CHALLENGE: For the entries below, how many lines include the word "батькові"? Give the figure and nothing more.

RECORDS:
+ + +

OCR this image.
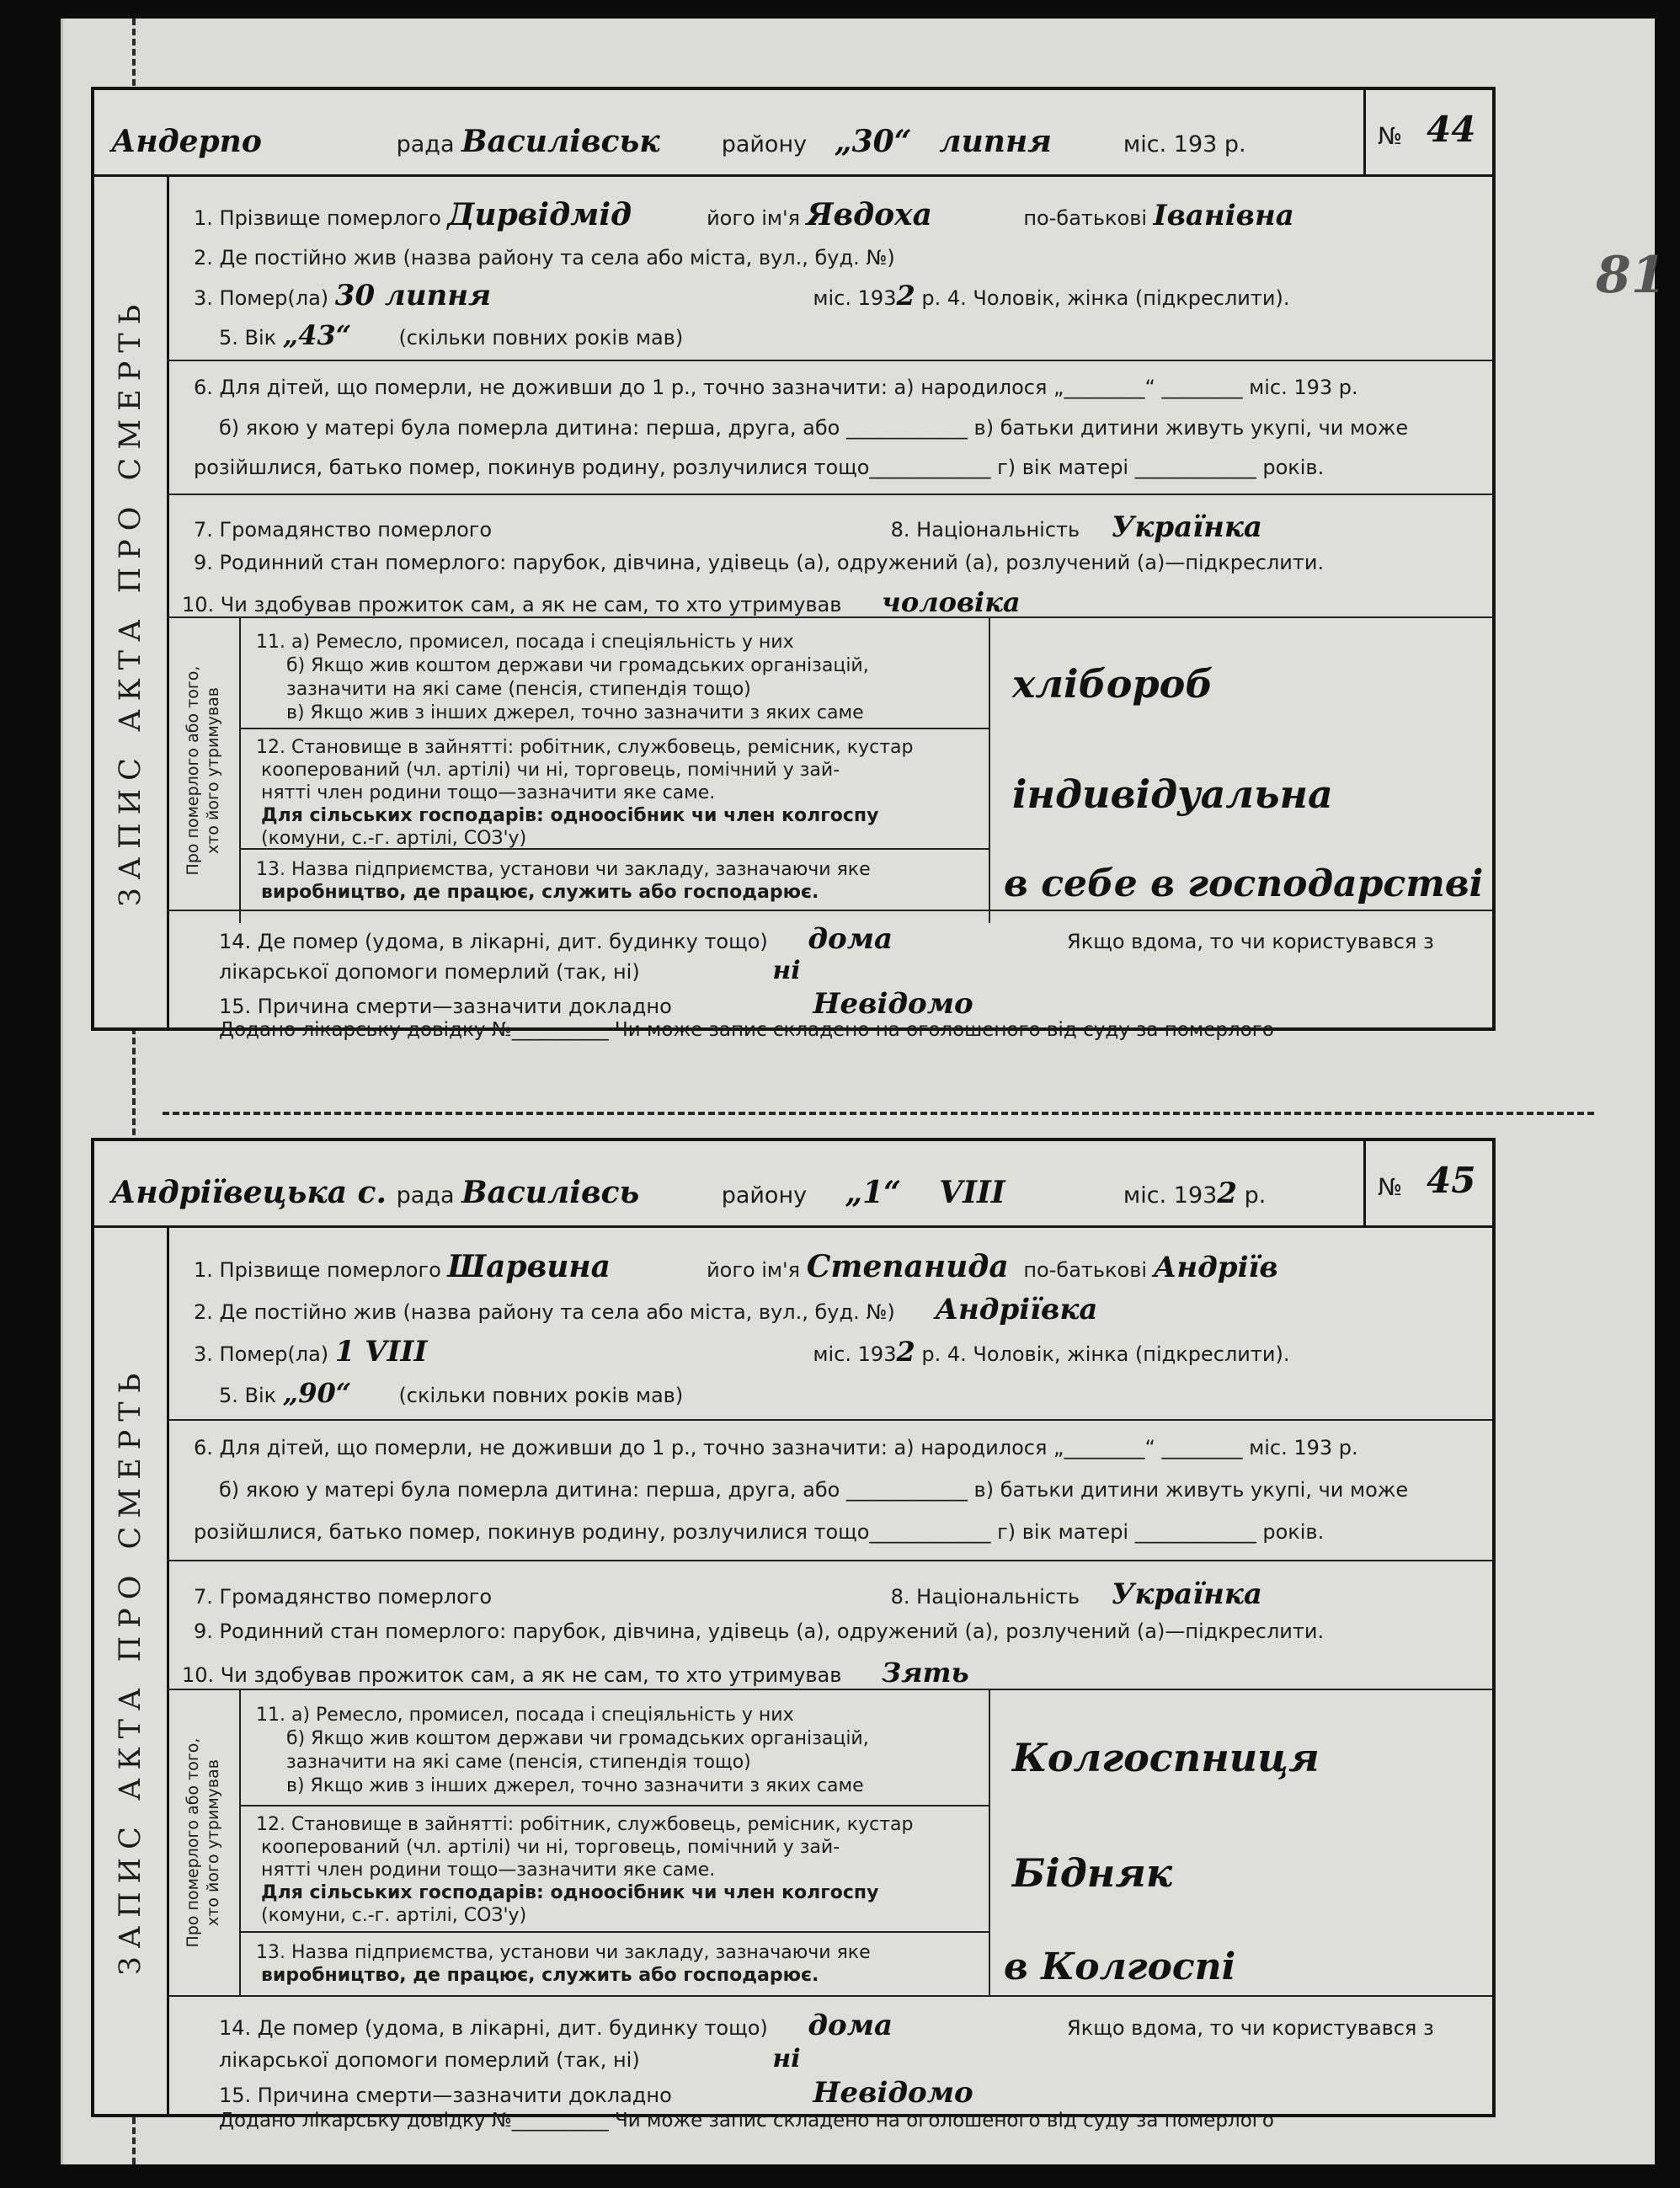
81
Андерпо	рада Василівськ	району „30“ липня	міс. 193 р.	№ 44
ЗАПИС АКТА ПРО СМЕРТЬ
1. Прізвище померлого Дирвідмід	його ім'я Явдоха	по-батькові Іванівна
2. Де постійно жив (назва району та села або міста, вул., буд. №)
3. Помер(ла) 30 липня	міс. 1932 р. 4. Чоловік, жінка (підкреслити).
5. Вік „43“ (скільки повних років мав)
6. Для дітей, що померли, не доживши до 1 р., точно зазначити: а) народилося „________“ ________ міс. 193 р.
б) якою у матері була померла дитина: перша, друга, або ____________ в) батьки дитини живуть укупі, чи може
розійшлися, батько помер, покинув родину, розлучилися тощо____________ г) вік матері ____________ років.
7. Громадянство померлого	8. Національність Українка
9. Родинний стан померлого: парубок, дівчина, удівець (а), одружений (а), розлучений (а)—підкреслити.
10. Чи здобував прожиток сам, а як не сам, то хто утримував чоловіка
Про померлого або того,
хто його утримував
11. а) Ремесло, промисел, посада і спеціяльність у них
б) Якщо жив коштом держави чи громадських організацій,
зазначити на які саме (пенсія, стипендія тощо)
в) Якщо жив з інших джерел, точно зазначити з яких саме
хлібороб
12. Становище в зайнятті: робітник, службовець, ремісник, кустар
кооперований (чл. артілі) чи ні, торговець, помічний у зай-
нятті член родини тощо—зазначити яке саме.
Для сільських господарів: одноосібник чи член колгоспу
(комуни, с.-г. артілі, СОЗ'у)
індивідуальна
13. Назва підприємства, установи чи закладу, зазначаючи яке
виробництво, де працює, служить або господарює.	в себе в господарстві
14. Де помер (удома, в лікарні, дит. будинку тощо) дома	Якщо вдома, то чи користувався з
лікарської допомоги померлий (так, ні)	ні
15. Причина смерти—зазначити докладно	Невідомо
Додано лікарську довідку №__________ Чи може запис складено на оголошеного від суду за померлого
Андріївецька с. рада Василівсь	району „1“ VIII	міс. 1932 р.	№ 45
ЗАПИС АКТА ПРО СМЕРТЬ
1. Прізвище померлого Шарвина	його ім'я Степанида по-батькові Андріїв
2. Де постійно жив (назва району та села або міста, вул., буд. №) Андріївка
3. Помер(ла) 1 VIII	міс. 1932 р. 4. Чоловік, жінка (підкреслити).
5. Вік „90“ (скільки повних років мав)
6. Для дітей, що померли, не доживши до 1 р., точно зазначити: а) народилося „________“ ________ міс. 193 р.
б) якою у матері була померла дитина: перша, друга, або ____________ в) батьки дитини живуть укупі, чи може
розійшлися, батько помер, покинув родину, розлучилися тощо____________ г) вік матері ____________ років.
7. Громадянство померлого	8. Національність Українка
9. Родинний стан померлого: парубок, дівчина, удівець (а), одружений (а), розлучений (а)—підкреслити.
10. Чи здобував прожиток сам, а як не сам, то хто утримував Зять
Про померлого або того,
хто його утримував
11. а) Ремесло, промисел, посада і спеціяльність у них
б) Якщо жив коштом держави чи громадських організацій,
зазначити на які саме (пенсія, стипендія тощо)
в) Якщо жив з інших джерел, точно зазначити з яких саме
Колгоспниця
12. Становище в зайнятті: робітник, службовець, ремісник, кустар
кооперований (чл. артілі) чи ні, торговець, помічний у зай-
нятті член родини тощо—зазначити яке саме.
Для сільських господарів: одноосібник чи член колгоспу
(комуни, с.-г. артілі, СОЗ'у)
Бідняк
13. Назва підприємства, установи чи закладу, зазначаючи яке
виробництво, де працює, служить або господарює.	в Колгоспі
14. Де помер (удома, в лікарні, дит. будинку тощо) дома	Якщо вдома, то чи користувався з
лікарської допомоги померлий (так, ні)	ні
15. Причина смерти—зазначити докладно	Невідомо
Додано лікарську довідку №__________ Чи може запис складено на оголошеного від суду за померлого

+ + +

ANSWER TO THIS PROBLEM: 2